#### Task to complete
Copy every entry exactly as given, minus the images.

#### Given data
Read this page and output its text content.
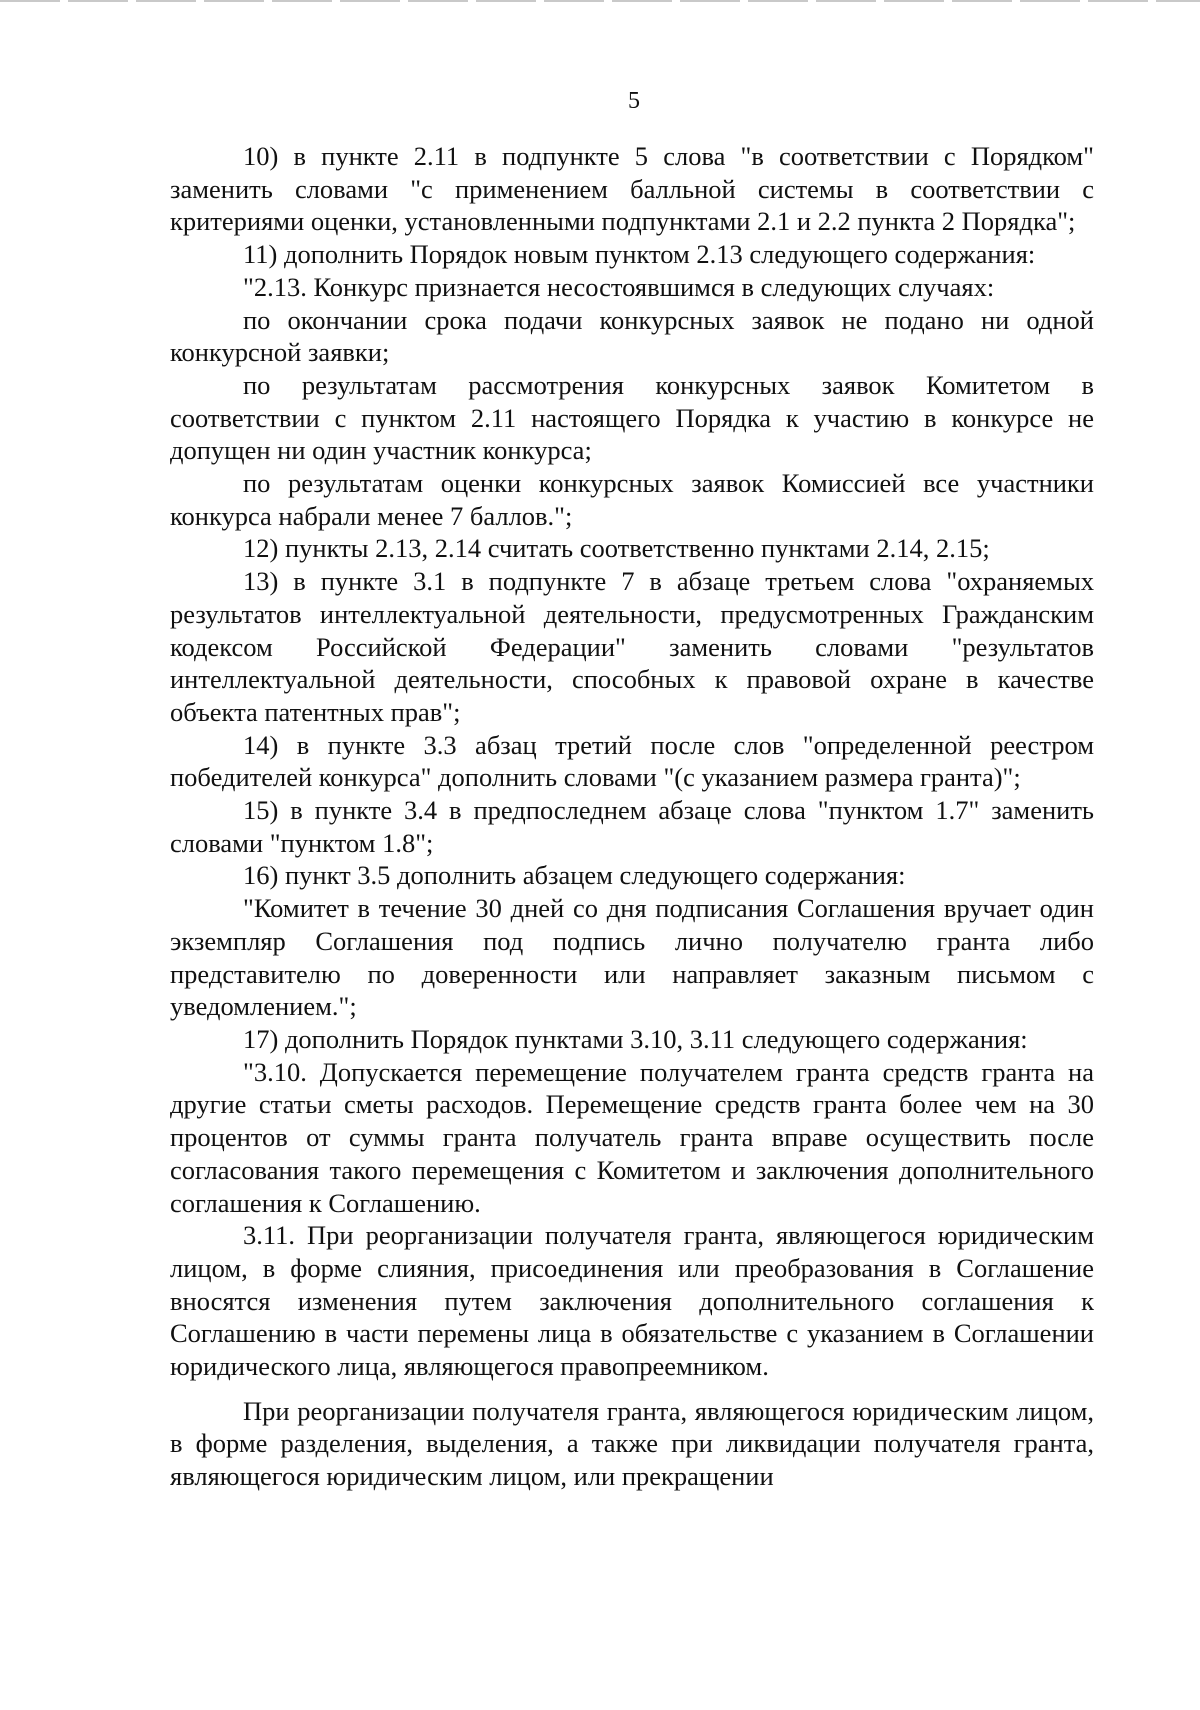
5

10) в пункте 2.11 в подпункте 5 слова "в соответствии с Порядком" заменить словами "с применением балльной системы в соответствии с критериями оценки, установленными подпунктами 2.1 и 2.2 пункта 2 Порядка";

11) дополнить Порядок новым пунктом 2.13 следующего содержания:

"2.13. Конкурс признается несостоявшимся в следующих случаях:

по окончании срока подачи конкурсных заявок не подано ни одной конкурсной заявки;

по результатам рассмотрения конкурсных заявок Комитетом в соответствии с пунктом 2.11 настоящего Порядка к участию в конкурсе не допущен ни один участник конкурса;

по результатам оценки конкурсных заявок Комиссией все участники конкурса набрали менее 7 баллов.";

12) пункты 2.13, 2.14 считать соответственно пунктами 2.14, 2.15;

13) в пункте 3.1 в подпункте 7 в абзаце третьем слова "охраняемых результатов интеллектуальной деятельности, предусмотренных Гражданским кодексом Российской Федерации" заменить словами "результатов интеллектуальной деятельности, способных к правовой охране в качестве объекта патентных прав";

14) в пункте 3.3 абзац третий после слов "определенной реестром победителей конкурса" дополнить словами "(с указанием размера гранта)";

15) в пункте 3.4 в предпоследнем абзаце слова "пунктом 1.7" заменить словами "пунктом 1.8";

16) пункт 3.5 дополнить абзацем следующего содержания:

"Комитет в течение 30 дней со дня подписания Соглашения вручает один экземпляр Соглашения под подпись лично получателю гранта либо представителю по доверенности или направляет заказным письмом с уведомлением.";

17) дополнить Порядок пунктами 3.10, 3.11 следующего содержания:

"3.10. Допускается перемещение получателем гранта средств гранта на другие статьи сметы расходов. Перемещение средств гранта более чем на 30 процентов от суммы гранта получатель гранта вправе осуществить после согласования такого перемещения с Комитетом и заключения дополнительного соглашения к Соглашению.

3.11. При реорганизации получателя гранта, являющегося юридическим лицом, в форме слияния, присоединения или преобразования в Соглашение вносятся изменения путем заключения дополнительного соглашения к Соглашению в части перемены лица в обязательстве с указанием в Соглашении юридического лица, являющегося правопреемником.

При реорганизации получателя гранта, являющегося юридическим лицом, в форме разделения, выделения, а также при ликвидации получателя гранта, являющегося юридическим лицом, или прекращении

#### Exercise output
Read this page and output its text content.
5

10) в пункте 2.11 в подпункте 5 слова "в соответствии с Порядком" заменить словами "с применением балльной системы в соответствии с критериями оценки, установленными подпунктами 2.1 и 2.2 пункта 2 Порядка";

11) дополнить Порядок новым пунктом 2.13 следующего содержания:

"2.13. Конкурс признается несостоявшимся в следующих случаях:

по окончании срока подачи конкурсных заявок не подано ни одной конкурсной заявки;

по результатам рассмотрения конкурсных заявок Комитетом в соответствии с пунктом 2.11 настоящего Порядка к участию в конкурсе не допущен ни один участник конкурса;

по результатам оценки конкурсных заявок Комиссией все участники конкурса набрали менее 7 баллов.";

12) пункты 2.13, 2.14 считать соответственно пунктами 2.14, 2.15;

13) в пункте 3.1 в подпункте 7 в абзаце третьем слова "охраняемых результатов интеллектуальной деятельности, предусмотренных Гражданским кодексом Российской Федерации" заменить словами "результатов интеллектуальной деятельности, способных к правовой охране в качестве объекта патентных прав";

14) в пункте 3.3 абзац третий после слов "определенной реестром победителей конкурса" дополнить словами "(с указанием размера гранта)";

15) в пункте 3.4 в предпоследнем абзаце слова "пунктом 1.7" заменить словами "пунктом 1.8";

16) пункт 3.5 дополнить абзацем следующего содержания:

"Комитет в течение 30 дней со дня подписания Соглашения вручает один экземпляр Соглашения под подпись лично получателю гранта либо представителю по доверенности или направляет заказным письмом с уведомлением.";

17) дополнить Порядок пунктами 3.10, 3.11 следующего содержания:

"3.10. Допускается перемещение получателем гранта средств гранта на другие статьи сметы расходов. Перемещение средств гранта более чем на 30 процентов от суммы гранта получатель гранта вправе осуществить после согласования такого перемещения с Комитетом и заключения дополнительного соглашения к Соглашению.

3.11. При реорганизации получателя гранта, являющегося юридическим лицом, в форме слияния, присоединения или преобразования в Соглашение вносятся изменения путем заключения дополнительного соглашения к Соглашению в части перемены лица в обязательстве с указанием в Соглашении юридического лица, являющегося правопреемником.

При реорганизации получателя гранта, являющегося юридическим лицом, в форме разделения, выделения, а также при ликвидации получателя гранта, являющегося юридическим лицом, или прекращении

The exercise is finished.